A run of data
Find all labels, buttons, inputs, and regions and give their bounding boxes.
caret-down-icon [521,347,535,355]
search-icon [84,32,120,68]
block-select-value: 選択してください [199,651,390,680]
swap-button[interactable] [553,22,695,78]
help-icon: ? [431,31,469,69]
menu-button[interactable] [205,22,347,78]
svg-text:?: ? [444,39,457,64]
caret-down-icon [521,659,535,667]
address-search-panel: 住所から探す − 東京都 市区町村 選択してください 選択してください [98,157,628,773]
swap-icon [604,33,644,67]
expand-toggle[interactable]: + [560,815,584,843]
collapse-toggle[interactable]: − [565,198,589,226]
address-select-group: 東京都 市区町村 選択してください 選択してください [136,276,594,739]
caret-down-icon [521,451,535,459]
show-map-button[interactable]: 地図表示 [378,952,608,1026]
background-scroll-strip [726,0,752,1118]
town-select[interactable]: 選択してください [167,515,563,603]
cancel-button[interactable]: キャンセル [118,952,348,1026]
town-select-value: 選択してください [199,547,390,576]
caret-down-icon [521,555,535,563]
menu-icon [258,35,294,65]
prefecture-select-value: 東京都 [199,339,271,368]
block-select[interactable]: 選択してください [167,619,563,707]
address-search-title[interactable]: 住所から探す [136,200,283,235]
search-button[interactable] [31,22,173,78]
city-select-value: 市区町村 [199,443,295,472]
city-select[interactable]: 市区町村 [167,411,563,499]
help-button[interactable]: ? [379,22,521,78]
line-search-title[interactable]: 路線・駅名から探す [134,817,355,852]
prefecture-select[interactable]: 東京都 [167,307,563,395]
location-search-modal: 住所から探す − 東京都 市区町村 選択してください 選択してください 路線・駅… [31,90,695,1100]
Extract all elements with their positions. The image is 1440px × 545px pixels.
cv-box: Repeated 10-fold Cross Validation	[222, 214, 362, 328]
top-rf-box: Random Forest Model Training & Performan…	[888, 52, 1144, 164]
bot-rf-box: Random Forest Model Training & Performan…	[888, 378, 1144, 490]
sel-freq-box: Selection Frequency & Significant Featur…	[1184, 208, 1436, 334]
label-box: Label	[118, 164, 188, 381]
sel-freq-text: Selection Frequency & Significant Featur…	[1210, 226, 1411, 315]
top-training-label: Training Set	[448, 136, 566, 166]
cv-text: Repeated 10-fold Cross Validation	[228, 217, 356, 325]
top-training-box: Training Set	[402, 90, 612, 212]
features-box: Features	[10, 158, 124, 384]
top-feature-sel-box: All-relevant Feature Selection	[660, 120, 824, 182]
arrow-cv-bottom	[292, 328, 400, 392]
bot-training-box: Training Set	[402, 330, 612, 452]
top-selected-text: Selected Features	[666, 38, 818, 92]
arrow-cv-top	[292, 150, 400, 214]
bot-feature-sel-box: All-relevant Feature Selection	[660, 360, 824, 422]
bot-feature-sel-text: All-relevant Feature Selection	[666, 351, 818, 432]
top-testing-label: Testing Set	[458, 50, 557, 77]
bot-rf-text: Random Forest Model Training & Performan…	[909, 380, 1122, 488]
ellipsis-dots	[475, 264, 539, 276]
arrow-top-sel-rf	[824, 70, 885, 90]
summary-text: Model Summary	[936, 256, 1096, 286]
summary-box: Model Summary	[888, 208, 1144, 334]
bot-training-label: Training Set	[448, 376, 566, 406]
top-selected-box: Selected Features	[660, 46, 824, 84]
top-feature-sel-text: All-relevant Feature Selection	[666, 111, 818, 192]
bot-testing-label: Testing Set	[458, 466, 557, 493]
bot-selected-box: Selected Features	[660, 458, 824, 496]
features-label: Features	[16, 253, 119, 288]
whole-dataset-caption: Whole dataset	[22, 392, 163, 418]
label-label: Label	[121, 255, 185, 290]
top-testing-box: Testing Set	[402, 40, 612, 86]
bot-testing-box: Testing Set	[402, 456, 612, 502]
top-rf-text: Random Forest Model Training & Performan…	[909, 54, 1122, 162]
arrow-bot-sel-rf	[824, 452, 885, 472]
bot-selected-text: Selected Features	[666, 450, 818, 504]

Given exercise: Convert the data above into a JSON list of strings, with each line as its own string and blank lines omitted.

Written solution:
[
  "Find all labels, buttons, inputs, and regions and give their bounding boxes.",
  "caret-down-icon [521,347,535,355]",
  "search-icon [84,32,120,68]",
  "block-select-value: 選択してください [199,651,390,680]",
  "swap-button[interactable] [553,22,695,78]",
  "help-icon: ? [431,31,469,69]",
  "menu-button[interactable] [205,22,347,78]",
  "svg-text:?: ? [444,39,457,64]",
  "caret-down-icon [521,659,535,667]",
  "address-search-panel: 住所から探す − 東京都 市区町村 選択してください 選択してください [98,157,628,773]",
  "swap-icon [604,33,644,67]",
  "expand-toggle[interactable]: + [560,815,584,843]",
  "collapse-toggle[interactable]: − [565,198,589,226]",
  "address-select-group: 東京都 市区町村 選択してください 選択してください [136,276,594,739]",
  "caret-down-icon [521,451,535,459]",
  "show-map-button[interactable]: 地図表示 [378,952,608,1026]",
  "background-scroll-strip [726,0,752,1118]",
  "town-select[interactable]: 選択してください [167,515,563,603]",
  "cancel-button[interactable]: キャンセル [118,952,348,1026]",
  "town-select-value: 選択してください [199,547,390,576]",
  "caret-down-icon [521,555,535,563]",
  "menu-icon [258,35,294,65]",
  "prefecture-select-value: 東京都 [199,339,271,368]",
  "block-select[interactable]: 選択してください [167,619,563,707]",
  "address-search-title[interactable]: 住所から探す [136,200,283,235]",
  "search-button[interactable] [31,22,173,78]",
  "city-select-value: 市区町村 [199,443,295,472]",
  "city-select[interactable]: 市区町村 [167,411,563,499]",
  "help-button[interactable]: ? [379,22,521,78]",
  "line-search-title[interactable]: 路線・駅名から探す [134,817,355,852]",
  "prefecture-select[interactable]: 東京都 [167,307,563,395]",
  "location-search-modal: 住所から探す − 東京都 市区町村 選択してください 選択してください 路線・駅… [31,90,695,1100]",
  "Extract all elements with their positions. The image is 1440px × 545px pixels.",
  "cv-box: Repeated 10-fold Cross Validation\t[222, 214, 362, 328]",
  "top-rf-box: Random Forest Model Training & Performan…\t[888, 52, 1144, 164]",
  "bot-rf-box: Random Forest Model Training & Performan…\t[888, 378, 1144, 490]",
  "sel-freq-box: Selection Frequency & Significant Featur…\t[1184, 208, 1436, 334]",
  "label-box: Label\t[118, 164, 188, 381]",
  "sel-freq-text: Selection Frequency & Significant Featur…\t[1210, 226, 1411, 315]",
  "top-training-label: Training Set\t[448, 136, 566, 166]",
  "cv-text: Repeated 10-fold Cross Validation\t[228, 217, 356, 325]",
  "top-training-box: Training Set\t[402, 90, 612, 212]",
  "features-box: Features\t[10, 158, 124, 384]",
  "top-feature-sel-box: All-relevant Feature Selection\t[660, 120, 824, 182]",
  "arrow-cv-bottom\t[292, 328, 400, 392]",
  "bot-training-box: Training Set\t[402, 330, 612, 452]",
  "top-selected-text: Selected Features\t[666, 38, 818, 92]",
  "arrow-cv-top\t[292, 150, 400, 214]",
  "bot-feature-sel-box: All-relevant Feature Selection\t[660, 360, 824, 422]",
  "bot-feature-sel-text: All-relevant Feature Selection\t[666, 351, 818, 432]",
  "top-testing-label: Testing Set\t[458, 50, 557, 77]",
  "bot-rf-text: Random Forest Model Training & Performan…\t[909, 380, 1122, 488]",
  "ellipsis-dots\t[475, 264, 539, 276]",
  "arrow-top-sel-rf\t[824, 70, 885, 90]",
  "summary-text: Model Summary\t[936, 256, 1096, 286]",
  "summary-box: Model Summary\t[888, 208, 1144, 334]",
  "bot-training-label: Training Set\t[448, 376, 566, 406]",
  "top-selected-box: Selected Features\t[660, 46, 824, 84]",
  "top-feature-sel-text: All-relevant Feature Selection\t[666, 111, 818, 192]",
  "bot-testing-label: Testing Set\t[458, 466, 557, 493]",
  "bot-selected-box: Selected Features\t[660, 458, 824, 496]",
  "features-label: Features\t[16, 253, 119, 288]",
  "whole-dataset-caption: Whole dataset\t[22, 392, 163, 418]",
  "label-label: Label\t[121, 255, 185, 290]",
  "top-testing-box: Testing Set\t[402, 40, 612, 86]",
  "bot-testing-box: Testing Set\t[402, 456, 612, 502]",
  "top-rf-text: Random Forest Model Training & Performan…\t[909, 54, 1122, 162]",
  "arrow-bot-sel-rf\t[824, 452, 885, 472]",
  "bot-selected-text: Selected Features\t[666, 450, 818, 504]"
]